WHAT THE TASK ASKS: Check each line of the material. Copy those containing "військових".

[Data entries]
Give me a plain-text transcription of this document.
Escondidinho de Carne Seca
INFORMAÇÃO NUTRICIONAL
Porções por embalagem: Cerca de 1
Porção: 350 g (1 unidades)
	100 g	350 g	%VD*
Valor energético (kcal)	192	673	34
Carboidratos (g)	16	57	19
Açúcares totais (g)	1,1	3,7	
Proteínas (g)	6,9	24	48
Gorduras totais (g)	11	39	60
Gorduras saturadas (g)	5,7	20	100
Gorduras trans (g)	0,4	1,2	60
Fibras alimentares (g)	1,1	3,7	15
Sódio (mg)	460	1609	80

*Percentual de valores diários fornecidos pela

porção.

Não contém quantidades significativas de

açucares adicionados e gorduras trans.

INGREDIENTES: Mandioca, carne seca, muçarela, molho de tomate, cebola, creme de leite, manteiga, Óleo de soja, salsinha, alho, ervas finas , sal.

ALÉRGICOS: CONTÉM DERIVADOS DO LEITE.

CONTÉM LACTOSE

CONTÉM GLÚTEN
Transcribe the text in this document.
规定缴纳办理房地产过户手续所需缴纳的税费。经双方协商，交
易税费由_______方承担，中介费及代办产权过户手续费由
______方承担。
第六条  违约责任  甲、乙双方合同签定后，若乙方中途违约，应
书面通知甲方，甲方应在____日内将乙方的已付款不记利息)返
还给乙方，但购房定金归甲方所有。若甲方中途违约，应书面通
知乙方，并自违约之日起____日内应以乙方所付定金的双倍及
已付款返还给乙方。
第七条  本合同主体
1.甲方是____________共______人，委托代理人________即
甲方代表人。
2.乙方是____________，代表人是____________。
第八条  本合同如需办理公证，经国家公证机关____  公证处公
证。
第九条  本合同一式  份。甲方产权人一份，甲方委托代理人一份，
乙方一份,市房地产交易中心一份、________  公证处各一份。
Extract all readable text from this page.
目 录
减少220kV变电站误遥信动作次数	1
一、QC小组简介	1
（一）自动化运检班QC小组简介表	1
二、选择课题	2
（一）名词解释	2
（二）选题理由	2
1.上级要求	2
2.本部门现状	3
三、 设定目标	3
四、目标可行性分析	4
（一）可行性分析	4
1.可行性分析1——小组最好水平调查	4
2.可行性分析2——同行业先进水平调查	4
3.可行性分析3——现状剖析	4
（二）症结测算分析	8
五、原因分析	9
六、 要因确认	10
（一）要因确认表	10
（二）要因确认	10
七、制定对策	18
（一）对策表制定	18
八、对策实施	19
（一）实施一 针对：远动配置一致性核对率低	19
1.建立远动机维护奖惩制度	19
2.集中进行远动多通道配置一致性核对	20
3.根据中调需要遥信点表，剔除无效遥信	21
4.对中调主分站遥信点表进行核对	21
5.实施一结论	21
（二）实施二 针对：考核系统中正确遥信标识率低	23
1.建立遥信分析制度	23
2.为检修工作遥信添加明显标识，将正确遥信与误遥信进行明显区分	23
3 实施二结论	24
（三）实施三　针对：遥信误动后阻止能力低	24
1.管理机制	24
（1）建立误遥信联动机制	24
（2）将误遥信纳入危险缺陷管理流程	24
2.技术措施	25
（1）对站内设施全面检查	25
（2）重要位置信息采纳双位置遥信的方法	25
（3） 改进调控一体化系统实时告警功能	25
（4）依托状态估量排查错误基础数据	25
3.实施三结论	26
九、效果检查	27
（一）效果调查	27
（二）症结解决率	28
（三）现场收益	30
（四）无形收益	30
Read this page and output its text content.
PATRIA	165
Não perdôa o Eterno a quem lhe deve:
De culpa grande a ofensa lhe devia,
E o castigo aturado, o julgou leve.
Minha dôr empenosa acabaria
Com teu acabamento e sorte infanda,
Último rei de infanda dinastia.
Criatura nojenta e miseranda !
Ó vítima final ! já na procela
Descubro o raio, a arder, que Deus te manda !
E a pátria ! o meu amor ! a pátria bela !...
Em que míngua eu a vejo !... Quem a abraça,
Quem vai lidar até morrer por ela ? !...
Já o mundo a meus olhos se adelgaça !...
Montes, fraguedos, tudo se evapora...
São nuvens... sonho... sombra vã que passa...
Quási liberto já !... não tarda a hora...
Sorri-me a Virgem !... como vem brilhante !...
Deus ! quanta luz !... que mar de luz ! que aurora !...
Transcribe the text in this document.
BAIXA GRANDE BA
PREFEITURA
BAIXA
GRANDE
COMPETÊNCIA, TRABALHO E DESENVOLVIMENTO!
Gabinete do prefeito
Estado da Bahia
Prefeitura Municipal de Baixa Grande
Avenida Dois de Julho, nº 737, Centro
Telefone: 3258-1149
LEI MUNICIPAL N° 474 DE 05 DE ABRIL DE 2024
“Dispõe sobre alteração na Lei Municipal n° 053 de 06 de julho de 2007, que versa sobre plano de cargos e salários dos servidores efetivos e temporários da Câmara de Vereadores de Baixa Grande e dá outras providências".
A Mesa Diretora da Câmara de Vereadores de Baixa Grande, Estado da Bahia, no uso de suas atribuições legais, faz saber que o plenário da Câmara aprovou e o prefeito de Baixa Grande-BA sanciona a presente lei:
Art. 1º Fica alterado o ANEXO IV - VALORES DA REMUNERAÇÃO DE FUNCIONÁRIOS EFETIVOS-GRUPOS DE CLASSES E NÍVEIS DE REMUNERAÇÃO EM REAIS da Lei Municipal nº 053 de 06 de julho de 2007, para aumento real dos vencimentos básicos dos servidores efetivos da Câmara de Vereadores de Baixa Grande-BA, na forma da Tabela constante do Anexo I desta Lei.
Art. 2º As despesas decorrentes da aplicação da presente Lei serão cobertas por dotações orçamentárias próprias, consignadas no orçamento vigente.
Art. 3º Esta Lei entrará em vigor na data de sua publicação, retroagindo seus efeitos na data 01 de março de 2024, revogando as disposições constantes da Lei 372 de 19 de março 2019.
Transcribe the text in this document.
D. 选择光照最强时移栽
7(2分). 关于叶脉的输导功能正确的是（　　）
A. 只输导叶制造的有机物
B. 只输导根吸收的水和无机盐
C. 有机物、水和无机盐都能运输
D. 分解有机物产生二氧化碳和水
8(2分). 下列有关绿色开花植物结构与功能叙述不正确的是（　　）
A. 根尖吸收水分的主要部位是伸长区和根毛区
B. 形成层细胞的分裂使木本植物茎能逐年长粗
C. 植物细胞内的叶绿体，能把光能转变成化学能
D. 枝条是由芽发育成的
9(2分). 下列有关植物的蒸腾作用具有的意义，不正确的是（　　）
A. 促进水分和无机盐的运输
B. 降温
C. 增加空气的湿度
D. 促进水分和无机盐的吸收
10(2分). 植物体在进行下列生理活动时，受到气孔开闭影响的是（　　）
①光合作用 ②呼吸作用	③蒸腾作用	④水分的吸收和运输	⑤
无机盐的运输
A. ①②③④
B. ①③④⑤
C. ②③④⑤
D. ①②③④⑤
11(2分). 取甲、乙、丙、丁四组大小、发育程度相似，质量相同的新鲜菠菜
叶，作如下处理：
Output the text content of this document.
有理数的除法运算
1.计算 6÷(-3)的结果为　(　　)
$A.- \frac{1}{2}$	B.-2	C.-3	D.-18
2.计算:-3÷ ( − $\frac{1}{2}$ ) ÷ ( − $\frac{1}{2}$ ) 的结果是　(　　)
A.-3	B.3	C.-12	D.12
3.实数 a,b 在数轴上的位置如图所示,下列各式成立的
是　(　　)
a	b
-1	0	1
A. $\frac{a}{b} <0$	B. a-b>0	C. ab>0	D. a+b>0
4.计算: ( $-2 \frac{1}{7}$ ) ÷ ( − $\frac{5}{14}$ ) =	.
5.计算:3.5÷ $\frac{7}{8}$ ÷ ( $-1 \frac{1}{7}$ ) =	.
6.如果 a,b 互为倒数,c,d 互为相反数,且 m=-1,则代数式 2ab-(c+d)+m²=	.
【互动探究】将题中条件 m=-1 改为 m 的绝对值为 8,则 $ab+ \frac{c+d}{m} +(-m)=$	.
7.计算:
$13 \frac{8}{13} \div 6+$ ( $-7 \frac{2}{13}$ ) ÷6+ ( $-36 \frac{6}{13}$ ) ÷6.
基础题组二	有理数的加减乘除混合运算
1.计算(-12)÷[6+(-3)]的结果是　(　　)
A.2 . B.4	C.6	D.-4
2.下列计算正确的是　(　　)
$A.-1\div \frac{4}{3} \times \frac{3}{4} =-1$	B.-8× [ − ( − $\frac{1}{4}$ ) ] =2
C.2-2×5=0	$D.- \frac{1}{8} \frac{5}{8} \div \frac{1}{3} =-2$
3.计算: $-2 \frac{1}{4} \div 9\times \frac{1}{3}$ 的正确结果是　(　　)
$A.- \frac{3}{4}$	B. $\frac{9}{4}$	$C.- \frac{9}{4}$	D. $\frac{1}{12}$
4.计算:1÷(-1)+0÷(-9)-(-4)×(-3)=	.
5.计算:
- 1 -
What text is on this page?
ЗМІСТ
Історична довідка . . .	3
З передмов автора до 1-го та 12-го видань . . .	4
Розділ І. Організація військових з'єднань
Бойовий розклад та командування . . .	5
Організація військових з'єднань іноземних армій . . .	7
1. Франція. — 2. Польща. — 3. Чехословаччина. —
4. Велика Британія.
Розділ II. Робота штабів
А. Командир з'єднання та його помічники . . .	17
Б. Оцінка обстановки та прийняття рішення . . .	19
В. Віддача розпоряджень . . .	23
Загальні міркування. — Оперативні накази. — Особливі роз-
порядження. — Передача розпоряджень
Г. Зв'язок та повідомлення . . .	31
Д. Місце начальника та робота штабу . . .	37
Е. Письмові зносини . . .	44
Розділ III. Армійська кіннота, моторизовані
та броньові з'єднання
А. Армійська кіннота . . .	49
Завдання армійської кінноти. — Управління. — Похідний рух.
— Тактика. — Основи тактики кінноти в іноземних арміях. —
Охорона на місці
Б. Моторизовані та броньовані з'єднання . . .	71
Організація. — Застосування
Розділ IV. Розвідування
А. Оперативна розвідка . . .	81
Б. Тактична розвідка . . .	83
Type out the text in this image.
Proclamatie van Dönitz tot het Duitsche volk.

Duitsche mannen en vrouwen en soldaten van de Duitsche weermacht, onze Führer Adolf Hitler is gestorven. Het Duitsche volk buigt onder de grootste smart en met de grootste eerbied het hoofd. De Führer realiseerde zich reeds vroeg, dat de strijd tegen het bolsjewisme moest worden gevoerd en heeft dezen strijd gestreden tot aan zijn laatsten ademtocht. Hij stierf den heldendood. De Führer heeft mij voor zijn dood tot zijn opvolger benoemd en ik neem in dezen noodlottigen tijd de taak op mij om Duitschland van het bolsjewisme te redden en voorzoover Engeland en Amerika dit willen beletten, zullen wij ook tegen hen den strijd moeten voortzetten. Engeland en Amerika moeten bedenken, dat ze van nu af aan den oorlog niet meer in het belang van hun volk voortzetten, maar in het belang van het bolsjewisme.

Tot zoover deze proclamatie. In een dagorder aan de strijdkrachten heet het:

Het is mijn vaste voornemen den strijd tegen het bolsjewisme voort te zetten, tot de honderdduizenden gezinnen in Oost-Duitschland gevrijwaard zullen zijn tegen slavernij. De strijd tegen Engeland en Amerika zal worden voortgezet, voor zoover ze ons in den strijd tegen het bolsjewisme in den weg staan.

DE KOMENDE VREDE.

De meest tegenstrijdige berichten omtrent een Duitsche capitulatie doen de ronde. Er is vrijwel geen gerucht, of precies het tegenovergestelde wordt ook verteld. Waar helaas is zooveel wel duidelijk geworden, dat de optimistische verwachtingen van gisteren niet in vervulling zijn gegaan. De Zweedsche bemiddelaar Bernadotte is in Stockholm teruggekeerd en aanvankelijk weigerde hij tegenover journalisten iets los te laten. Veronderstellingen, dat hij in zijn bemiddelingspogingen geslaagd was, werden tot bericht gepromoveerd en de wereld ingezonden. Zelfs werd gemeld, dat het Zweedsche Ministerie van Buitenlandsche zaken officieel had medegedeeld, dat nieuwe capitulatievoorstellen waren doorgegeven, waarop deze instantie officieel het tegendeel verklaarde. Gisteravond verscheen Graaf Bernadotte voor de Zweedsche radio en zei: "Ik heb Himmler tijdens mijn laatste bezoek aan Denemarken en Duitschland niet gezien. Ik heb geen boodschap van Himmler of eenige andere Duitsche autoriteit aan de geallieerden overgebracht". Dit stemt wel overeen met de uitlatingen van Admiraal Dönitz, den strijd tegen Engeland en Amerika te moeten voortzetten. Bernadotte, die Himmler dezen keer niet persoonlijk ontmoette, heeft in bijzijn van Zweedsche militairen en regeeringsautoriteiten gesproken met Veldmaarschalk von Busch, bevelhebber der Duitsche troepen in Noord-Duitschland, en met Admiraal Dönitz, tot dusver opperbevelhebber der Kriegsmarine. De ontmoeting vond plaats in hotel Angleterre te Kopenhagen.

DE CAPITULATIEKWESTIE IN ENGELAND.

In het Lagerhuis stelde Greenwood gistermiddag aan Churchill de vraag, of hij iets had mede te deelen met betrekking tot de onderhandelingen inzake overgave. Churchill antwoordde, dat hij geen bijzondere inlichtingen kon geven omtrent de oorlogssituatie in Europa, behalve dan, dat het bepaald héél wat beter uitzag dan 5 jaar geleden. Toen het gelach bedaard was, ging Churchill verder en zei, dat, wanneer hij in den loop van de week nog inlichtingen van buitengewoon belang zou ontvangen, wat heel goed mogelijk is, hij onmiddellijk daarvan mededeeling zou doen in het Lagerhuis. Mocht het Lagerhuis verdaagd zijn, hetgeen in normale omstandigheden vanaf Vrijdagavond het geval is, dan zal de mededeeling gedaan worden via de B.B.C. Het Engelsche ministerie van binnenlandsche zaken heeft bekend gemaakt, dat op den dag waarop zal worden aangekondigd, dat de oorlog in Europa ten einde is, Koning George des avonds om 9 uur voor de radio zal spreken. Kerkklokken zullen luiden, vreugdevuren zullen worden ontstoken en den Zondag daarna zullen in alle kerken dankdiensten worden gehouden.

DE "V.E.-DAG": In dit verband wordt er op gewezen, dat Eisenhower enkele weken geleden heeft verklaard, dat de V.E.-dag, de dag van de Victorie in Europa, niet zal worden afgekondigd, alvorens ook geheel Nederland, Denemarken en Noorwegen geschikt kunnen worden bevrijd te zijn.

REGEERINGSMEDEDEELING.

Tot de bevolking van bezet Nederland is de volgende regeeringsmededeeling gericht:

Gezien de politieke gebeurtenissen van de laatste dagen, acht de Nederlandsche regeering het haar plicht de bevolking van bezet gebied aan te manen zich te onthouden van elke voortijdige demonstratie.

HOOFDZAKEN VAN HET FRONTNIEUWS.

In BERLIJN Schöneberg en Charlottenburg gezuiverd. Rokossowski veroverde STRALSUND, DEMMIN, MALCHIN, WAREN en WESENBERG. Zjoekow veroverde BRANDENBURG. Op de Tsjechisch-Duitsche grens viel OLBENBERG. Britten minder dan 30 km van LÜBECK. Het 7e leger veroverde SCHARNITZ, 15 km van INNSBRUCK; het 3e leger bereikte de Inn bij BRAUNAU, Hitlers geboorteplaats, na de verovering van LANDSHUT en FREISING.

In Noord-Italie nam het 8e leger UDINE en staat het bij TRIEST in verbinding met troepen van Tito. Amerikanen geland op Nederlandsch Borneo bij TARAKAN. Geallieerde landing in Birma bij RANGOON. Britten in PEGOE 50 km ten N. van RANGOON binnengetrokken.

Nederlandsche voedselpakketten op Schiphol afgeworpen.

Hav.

EXERCISE RESPONSE:
Розділ І. Організація військових з'єднань
Організація військових з'єднань іноземних армій . . .	7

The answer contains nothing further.